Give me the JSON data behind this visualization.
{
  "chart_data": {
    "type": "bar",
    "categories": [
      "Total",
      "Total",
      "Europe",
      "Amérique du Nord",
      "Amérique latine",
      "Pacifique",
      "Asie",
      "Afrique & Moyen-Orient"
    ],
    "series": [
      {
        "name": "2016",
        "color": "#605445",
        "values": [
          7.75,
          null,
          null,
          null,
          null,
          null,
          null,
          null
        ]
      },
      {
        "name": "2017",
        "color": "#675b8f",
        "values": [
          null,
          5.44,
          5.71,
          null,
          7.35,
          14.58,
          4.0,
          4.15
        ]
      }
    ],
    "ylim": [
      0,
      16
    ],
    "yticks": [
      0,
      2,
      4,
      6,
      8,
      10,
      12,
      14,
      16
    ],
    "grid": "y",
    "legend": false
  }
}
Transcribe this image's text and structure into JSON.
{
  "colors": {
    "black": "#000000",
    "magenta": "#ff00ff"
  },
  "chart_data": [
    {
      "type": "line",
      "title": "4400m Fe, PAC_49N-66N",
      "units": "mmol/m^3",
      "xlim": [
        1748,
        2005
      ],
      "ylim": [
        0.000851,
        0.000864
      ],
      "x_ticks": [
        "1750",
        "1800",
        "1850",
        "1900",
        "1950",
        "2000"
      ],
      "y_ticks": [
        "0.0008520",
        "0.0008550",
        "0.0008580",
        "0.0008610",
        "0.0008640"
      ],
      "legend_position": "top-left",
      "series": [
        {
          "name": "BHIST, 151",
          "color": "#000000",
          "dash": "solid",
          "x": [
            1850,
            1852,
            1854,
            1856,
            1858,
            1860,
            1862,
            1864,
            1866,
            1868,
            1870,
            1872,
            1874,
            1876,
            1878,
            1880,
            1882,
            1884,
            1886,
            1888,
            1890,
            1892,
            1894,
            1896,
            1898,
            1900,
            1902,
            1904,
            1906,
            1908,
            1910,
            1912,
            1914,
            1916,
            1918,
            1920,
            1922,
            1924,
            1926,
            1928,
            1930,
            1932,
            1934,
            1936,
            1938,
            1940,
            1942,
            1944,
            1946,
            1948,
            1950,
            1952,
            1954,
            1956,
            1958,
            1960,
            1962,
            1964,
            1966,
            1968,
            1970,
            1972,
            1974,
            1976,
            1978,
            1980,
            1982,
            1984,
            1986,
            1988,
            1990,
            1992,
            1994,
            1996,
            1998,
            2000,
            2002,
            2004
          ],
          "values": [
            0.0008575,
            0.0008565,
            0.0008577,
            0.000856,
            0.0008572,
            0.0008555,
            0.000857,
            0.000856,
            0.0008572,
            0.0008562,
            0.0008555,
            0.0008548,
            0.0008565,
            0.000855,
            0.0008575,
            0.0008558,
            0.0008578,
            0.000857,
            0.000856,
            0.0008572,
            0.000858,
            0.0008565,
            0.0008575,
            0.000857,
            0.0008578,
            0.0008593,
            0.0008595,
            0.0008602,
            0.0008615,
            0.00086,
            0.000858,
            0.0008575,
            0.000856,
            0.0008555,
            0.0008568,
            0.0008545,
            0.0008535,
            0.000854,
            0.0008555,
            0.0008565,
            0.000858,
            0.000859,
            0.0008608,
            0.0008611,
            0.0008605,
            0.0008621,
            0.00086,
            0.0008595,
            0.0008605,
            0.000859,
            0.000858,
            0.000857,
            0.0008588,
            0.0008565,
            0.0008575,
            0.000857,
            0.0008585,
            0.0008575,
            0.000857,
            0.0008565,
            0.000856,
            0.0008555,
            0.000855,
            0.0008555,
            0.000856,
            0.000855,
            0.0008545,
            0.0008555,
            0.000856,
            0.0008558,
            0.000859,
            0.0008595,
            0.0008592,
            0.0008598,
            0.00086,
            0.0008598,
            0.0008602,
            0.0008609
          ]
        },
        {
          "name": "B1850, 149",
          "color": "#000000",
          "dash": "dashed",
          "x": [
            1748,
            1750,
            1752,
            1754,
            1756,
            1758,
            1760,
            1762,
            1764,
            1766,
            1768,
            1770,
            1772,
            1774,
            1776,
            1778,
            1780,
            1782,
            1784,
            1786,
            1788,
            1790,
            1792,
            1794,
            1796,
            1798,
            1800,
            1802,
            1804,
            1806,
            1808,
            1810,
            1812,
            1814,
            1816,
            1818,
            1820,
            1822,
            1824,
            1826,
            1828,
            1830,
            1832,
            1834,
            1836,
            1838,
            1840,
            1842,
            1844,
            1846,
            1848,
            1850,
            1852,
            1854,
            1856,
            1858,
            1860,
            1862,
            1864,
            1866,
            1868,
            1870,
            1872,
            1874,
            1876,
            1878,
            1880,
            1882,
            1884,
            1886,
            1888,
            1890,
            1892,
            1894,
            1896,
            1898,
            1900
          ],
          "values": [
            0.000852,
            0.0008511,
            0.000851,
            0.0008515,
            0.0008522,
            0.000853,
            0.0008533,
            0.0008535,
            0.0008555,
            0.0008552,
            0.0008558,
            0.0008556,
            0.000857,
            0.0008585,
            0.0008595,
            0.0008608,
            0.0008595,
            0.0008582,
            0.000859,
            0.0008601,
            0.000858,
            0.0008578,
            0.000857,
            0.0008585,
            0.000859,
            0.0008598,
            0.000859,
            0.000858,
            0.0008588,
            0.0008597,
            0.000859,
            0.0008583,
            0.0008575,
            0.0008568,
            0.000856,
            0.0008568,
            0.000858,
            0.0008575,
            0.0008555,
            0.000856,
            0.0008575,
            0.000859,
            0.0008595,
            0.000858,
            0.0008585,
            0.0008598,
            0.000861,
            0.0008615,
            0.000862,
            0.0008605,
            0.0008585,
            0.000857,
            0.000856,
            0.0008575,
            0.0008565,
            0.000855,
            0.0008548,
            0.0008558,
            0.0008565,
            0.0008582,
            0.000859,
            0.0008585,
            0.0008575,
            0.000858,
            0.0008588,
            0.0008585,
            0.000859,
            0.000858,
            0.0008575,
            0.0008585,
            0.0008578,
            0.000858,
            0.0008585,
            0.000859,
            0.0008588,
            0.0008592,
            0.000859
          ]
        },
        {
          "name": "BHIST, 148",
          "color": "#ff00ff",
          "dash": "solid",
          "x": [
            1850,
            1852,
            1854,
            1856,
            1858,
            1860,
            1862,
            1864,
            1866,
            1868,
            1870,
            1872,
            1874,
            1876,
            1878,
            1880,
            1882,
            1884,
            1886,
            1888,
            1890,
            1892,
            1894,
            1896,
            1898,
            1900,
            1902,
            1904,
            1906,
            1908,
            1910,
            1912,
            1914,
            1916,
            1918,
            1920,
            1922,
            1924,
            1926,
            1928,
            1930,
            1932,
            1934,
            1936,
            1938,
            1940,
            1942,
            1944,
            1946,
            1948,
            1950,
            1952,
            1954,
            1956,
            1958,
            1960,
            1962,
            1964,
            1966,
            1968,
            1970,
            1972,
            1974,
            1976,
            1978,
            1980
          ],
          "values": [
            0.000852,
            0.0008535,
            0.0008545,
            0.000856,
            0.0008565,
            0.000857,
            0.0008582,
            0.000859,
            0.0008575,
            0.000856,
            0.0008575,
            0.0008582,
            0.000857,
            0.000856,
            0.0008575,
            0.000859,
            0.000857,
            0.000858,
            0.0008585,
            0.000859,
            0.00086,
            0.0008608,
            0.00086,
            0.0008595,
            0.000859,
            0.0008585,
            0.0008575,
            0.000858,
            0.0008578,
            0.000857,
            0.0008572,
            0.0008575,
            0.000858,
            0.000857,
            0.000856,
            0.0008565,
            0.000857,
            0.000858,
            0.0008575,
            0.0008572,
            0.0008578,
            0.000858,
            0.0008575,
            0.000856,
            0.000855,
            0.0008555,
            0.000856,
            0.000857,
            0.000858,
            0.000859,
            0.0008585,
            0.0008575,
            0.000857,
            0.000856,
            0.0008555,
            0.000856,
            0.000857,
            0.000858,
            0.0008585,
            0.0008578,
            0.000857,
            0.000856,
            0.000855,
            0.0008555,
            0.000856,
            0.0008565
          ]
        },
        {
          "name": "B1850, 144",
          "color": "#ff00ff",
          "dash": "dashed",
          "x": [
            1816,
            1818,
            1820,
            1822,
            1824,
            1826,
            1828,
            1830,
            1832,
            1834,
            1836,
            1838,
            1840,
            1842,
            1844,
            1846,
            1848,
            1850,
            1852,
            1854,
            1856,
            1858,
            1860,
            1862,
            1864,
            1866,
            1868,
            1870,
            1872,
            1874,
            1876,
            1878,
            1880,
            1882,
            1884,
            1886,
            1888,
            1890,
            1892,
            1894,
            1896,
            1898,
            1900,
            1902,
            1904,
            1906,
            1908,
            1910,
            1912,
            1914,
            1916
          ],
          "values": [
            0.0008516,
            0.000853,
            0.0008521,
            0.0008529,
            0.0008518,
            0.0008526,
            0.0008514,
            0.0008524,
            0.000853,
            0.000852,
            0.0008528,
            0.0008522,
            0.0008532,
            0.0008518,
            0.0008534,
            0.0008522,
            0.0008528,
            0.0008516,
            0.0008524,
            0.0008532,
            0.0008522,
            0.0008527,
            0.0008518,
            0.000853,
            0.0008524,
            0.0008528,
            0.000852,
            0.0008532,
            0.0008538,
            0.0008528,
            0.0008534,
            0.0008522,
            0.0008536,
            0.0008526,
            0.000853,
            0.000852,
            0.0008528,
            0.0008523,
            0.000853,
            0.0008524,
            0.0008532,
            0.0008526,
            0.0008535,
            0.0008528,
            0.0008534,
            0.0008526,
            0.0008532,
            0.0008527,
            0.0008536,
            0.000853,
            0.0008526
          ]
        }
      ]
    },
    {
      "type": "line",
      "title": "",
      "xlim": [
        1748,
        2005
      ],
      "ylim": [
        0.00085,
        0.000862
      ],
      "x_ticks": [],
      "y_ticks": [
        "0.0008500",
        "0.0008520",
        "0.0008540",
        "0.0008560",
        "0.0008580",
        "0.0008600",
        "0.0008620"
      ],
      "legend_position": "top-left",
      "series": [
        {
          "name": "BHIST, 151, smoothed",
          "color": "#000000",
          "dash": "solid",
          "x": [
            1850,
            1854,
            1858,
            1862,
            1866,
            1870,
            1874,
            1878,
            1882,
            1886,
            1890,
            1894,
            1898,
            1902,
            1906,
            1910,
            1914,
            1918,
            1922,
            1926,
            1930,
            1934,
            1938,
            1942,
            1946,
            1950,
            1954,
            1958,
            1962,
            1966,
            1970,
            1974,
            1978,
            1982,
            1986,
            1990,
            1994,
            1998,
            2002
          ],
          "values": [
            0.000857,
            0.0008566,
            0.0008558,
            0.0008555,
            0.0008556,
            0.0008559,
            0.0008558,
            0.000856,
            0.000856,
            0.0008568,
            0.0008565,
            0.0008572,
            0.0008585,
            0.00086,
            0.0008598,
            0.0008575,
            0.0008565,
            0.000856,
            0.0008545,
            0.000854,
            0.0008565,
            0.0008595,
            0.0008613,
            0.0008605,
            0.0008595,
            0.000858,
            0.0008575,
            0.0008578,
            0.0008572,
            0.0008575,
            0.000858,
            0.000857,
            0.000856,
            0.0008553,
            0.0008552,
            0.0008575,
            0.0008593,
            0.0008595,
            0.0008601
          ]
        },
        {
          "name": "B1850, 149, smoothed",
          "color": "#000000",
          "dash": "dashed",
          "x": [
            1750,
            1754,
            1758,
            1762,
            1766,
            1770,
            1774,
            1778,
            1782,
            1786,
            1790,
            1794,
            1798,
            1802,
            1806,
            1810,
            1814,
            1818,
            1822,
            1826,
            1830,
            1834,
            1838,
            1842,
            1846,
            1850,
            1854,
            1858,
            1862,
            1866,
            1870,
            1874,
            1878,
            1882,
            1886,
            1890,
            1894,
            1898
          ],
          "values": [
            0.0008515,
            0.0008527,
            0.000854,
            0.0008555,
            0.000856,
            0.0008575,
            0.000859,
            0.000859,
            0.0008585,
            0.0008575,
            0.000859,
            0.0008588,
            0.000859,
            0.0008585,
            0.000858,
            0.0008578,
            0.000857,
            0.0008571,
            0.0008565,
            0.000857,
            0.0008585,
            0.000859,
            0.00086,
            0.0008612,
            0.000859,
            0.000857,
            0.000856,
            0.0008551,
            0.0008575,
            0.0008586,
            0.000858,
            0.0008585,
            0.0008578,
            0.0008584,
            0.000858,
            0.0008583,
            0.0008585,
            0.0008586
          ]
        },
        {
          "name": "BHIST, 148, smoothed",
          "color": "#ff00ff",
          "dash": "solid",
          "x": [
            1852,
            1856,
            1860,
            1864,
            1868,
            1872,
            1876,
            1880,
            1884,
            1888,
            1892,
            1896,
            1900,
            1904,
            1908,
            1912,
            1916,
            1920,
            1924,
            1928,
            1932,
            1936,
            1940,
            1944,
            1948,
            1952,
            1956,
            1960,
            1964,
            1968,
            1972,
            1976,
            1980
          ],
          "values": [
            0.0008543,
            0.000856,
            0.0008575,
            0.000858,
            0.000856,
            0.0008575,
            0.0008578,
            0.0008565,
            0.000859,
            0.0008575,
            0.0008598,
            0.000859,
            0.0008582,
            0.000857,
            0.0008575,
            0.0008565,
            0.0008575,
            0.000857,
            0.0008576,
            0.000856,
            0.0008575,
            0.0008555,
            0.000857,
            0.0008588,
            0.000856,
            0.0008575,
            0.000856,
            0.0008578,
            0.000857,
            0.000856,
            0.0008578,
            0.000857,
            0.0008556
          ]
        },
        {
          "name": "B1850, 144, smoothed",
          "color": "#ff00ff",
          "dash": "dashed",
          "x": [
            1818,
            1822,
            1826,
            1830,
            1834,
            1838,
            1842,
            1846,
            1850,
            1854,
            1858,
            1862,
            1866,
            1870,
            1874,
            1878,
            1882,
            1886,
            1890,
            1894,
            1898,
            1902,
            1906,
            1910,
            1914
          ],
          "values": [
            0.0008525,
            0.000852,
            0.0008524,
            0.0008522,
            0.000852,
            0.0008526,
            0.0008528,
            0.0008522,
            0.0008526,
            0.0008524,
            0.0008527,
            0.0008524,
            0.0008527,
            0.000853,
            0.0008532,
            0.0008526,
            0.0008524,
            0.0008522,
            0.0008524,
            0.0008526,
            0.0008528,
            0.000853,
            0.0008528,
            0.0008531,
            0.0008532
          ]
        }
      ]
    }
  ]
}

....................

WHAT TO PRODUCE ▸ Note how many lines of the material contain the string "this". Then report that number by itself.

EXPECTED OUTPUT ▸ 2